» Goal
Pick out every line that holds the string "Fuller" and copy it.

» Dataset records

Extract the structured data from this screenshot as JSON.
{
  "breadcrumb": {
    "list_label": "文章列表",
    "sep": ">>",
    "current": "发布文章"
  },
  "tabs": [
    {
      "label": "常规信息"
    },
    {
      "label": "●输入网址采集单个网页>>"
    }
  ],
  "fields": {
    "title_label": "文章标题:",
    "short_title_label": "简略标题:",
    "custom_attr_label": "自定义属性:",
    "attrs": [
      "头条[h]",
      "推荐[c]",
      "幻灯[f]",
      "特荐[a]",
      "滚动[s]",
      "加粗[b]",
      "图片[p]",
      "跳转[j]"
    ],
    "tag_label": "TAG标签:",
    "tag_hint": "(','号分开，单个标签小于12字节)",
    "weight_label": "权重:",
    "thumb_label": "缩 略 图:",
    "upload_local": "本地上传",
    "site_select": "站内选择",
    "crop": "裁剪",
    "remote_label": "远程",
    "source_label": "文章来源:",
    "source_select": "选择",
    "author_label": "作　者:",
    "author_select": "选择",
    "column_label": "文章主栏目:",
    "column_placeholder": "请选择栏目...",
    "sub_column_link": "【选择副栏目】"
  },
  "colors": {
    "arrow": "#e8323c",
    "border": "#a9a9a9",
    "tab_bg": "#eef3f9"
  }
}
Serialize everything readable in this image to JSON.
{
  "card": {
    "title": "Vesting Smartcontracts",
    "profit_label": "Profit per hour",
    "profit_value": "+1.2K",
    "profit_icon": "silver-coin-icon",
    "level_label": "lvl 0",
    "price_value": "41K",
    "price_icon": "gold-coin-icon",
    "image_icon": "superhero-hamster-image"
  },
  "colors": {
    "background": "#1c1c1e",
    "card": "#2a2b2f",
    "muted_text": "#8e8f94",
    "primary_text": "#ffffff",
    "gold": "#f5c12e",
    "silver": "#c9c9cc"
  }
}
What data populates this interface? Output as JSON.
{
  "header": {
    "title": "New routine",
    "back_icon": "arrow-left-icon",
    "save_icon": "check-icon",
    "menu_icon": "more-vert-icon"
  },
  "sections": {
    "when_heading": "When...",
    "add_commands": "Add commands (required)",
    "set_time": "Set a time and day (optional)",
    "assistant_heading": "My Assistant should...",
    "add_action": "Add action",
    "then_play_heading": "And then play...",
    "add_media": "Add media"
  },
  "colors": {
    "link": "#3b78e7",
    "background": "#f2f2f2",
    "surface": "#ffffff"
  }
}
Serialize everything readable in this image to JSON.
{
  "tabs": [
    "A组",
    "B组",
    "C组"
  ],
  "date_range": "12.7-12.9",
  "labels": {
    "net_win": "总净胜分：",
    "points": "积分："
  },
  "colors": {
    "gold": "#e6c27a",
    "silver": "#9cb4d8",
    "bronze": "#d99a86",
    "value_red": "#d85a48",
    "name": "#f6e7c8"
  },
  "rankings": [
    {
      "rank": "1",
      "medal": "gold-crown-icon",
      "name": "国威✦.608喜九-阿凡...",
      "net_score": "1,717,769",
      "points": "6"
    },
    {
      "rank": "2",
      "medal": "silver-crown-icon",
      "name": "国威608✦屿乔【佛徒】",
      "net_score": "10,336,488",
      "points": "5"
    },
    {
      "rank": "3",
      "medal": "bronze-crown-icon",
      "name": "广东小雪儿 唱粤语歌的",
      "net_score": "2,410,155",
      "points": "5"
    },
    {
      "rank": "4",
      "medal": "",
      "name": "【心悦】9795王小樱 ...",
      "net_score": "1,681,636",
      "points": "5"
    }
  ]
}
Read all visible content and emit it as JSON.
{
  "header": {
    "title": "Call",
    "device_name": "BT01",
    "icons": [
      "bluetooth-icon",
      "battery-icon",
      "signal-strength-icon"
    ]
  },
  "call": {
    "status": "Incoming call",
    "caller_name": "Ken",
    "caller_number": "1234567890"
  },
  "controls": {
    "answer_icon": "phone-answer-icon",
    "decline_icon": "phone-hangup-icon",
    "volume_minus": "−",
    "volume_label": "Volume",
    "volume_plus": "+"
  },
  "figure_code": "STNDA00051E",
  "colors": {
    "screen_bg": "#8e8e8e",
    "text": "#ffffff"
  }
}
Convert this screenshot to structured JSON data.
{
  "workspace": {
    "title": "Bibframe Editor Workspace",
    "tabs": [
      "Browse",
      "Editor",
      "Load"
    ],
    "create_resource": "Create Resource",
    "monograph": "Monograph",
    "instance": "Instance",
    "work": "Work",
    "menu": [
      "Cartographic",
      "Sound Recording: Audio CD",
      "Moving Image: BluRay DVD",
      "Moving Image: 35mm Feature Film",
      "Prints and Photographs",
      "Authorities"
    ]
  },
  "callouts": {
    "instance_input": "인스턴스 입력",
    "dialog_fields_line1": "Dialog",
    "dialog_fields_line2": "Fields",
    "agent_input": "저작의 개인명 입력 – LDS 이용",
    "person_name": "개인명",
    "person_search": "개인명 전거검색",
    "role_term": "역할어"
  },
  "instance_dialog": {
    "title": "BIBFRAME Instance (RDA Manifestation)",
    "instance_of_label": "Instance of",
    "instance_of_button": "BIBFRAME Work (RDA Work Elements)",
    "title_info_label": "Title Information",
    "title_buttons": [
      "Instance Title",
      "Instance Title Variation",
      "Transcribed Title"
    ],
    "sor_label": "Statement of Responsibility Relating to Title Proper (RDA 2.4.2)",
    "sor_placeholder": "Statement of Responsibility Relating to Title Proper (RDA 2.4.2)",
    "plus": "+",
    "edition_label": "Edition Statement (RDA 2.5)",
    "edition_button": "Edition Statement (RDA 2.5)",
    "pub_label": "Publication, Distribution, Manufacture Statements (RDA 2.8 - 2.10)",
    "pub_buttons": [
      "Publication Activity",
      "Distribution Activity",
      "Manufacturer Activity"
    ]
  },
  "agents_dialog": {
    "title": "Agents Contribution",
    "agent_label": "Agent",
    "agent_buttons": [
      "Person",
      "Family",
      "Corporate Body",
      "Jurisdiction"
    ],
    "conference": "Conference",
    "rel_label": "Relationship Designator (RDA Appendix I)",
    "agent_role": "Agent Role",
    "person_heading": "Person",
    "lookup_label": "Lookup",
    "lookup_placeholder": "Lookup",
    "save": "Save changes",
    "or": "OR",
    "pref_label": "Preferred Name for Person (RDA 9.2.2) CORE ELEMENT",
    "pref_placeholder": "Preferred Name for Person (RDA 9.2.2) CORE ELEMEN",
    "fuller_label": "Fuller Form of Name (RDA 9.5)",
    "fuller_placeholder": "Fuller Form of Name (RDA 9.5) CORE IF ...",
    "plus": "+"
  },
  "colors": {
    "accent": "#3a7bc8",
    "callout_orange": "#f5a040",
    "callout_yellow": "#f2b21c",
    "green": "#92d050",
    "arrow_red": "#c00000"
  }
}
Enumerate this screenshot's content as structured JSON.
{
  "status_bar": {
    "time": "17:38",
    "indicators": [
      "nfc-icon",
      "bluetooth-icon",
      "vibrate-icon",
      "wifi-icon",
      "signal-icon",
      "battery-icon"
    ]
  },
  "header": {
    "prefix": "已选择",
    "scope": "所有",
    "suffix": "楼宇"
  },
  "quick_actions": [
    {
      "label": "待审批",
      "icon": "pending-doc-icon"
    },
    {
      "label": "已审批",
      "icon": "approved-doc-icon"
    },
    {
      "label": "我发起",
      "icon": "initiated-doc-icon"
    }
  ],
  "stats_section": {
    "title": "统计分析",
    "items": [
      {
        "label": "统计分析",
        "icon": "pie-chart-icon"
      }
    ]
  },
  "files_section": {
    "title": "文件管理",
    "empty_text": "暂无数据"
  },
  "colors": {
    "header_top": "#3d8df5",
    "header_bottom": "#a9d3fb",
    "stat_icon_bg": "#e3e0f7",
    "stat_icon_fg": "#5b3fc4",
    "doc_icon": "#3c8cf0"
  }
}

» The reply
    "fuller_label": "Fuller Form of Name (RDA 9.5)",
    "fuller_placeholder": "Fuller Form of Name (RDA 9.5) CORE IF ...",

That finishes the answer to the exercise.